### Set task
Return all the data, word for word.
— BEGIN Record extracts —
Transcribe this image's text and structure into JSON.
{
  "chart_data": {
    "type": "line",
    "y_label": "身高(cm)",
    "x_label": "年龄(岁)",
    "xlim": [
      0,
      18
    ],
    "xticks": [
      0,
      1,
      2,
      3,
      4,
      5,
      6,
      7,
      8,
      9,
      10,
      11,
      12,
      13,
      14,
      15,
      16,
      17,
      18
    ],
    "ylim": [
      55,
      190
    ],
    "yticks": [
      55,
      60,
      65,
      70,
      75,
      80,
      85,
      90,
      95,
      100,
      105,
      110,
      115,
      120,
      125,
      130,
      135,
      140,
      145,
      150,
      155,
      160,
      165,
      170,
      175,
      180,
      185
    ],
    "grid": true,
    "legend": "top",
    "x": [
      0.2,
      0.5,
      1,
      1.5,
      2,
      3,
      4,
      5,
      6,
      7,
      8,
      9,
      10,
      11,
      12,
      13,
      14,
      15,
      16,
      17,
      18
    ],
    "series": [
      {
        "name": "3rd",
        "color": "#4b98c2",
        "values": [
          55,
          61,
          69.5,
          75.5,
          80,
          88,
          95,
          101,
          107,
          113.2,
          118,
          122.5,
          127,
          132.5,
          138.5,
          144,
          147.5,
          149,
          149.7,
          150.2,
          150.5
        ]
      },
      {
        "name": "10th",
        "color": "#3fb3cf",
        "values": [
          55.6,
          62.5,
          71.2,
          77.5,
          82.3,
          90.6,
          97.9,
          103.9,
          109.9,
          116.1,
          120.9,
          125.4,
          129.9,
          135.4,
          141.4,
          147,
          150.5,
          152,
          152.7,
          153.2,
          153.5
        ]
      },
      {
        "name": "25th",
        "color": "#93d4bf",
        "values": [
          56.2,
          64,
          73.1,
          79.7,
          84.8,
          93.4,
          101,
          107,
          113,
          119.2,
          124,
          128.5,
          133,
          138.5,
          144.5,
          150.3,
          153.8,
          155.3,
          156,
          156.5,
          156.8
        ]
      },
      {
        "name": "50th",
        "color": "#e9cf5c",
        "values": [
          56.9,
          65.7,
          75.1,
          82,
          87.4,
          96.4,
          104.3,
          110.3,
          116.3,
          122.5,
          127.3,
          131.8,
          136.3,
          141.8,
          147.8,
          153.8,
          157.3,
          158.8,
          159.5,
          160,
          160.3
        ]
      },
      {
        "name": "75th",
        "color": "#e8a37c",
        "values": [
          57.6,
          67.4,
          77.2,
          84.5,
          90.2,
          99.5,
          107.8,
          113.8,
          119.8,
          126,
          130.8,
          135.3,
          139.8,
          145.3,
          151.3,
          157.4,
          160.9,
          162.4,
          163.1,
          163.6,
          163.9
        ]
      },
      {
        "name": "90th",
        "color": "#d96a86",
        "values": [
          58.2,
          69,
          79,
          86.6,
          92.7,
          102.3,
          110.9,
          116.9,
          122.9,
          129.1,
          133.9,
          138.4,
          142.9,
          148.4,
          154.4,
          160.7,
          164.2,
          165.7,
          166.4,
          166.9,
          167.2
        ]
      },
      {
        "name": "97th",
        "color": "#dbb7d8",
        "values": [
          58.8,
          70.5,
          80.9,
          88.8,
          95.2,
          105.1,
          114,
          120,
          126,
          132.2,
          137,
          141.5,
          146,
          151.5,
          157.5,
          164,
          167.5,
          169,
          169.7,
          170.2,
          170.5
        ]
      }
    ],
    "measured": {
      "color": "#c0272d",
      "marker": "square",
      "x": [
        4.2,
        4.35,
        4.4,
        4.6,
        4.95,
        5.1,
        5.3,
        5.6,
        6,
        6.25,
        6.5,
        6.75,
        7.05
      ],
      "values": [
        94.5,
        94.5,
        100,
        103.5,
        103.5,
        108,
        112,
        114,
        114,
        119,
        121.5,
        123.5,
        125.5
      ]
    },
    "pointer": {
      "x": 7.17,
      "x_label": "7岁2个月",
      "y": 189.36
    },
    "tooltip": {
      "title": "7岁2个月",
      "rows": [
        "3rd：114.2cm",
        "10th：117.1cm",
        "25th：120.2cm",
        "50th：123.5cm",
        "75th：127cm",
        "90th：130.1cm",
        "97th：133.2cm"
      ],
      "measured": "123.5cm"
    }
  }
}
— END Record extracts —
### Right answer
Transcribe this image's text and structure into JSON.
{
  "chart_data": {
    "type": "line",
    "y_label": "身高(cm)",
    "x_label": "年龄(岁)",
    "xlim": [
      0,
      18
    ],
    "xticks": [
      0,
      1,
      2,
      3,
      4,
      5,
      6,
      7,
      8,
      9,
      10,
      11,
      12,
      13,
      14,
      15,
      16,
      17,
      18
    ],
    "ylim": [
      55,
      190
    ],
    "yticks": [
      55,
      60,
      65,
      70,
      75,
      80,
      85,
      90,
      95,
      100,
      105,
      110,
      115,
      120,
      125,
      130,
      135,
      140,
      145,
      150,
      155,
      160,
      165,
      170,
      175,
      180,
      185
    ],
    "grid": true,
    "legend": "top",
    "x": [
      0.2,
      0.5,
      1,
      1.5,
      2,
      3,
      4,
      5,
      6,
      7,
      8,
      9,
      10,
      11,
      12,
      13,
      14,
      15,
      16,
      17,
      18
    ],
    "series": [
      {
        "name": "3rd",
        "color": "#4b98c2",
        "values": [
          55,
          61,
          69.5,
          75.5,
          80,
          88,
          95,
          101,
          107,
          113.2,
          118,
          122.5,
          127,
          132.5,
          138.5,
          144,
          147.5,
          149,
          149.7,
          150.2,
          150.5
        ]
      },
      {
        "name": "10th",
        "color": "#3fb3cf",
        "values": [
          55.6,
          62.5,
          71.2,
          77.5,
          82.3,
          90.6,
          97.9,
          103.9,
          109.9,
          116.1,
          120.9,
          125.4,
          129.9,
          135.4,
          141.4,
          147,
          150.5,
          152,
          152.7,
          153.2,
          153.5
        ]
      },
      {
        "name": "25th",
        "color": "#93d4bf",
        "values": [
          56.2,
          64,
          73.1,
          79.7,
          84.8,
          93.4,
          101,
          107,
          113,
          119.2,
          124,
          128.5,
          133,
          138.5,
          144.5,
          150.3,
          153.8,
          155.3,
          156,
          156.5,
          156.8
        ]
      },
      {
        "name": "50th",
        "color": "#e9cf5c",
        "values": [
          56.9,
          65.7,
          75.1,
          82,
          87.4,
          96.4,
          104.3,
          110.3,
          116.3,
          122.5,
          127.3,
          131.8,
          136.3,
          141.8,
          147.8,
          153.8,
          157.3,
          158.8,
          159.5,
          160,
          160.3
        ]
      },
      {
        "name": "75th",
        "color": "#e8a37c",
        "values": [
          57.6,
          67.4,
          77.2,
          84.5,
          90.2,
          99.5,
          107.8,
          113.8,
          119.8,
          126,
          130.8,
          135.3,
          139.8,
          145.3,
          151.3,
          157.4,
          160.9,
          162.4,
          163.1,
          163.6,
          163.9
        ]
      },
      {
        "name": "90th",
        "color": "#d96a86",
        "values": [
          58.2,
          69,
          79,
          86.6,
          92.7,
          102.3,
          110.9,
          116.9,
          122.9,
          129.1,
          133.9,
          138.4,
          142.9,
          148.4,
          154.4,
          160.7,
          164.2,
          165.7,
          166.4,
          166.9,
          167.2
        ]
      },
      {
        "name": "97th",
        "color": "#dbb7d8",
        "values": [
          58.8,
          70.5,
          80.9,
          88.8,
          95.2,
          105.1,
          114,
          120,
          126,
          132.2,
          137,
          141.5,
          146,
          151.5,
          157.5,
          164,
          167.5,
          169,
          169.7,
          170.2,
          170.5
        ]
      }
    ],
    "measured": {
      "color": "#c0272d",
      "marker": "square",
      "x": [
        4.2,
        4.35,
        4.4,
        4.6,
        4.95,
        5.1,
        5.3,
        5.6,
        6,
        6.25,
        6.5,
        6.75,
        7.05
      ],
      "values": [
        94.5,
        94.5,
        100,
        103.5,
        103.5,
        108,
        112,
        114,
        114,
        119,
        121.5,
        123.5,
        125.5
      ]
    },
    "pointer": {
      "x": 7.17,
      "x_label": "7岁2个月",
      "y": 189.36
    },
    "tooltip": {
      "title": "7岁2个月",
      "rows": [
        "3rd：114.2cm",
        "10th：117.1cm",
        "25th：120.2cm",
        "50th：123.5cm",
        "75th：127cm",
        "90th：130.1cm",
        "97th：133.2cm"
      ],
      "measured": "123.5cm"
    }
  }
}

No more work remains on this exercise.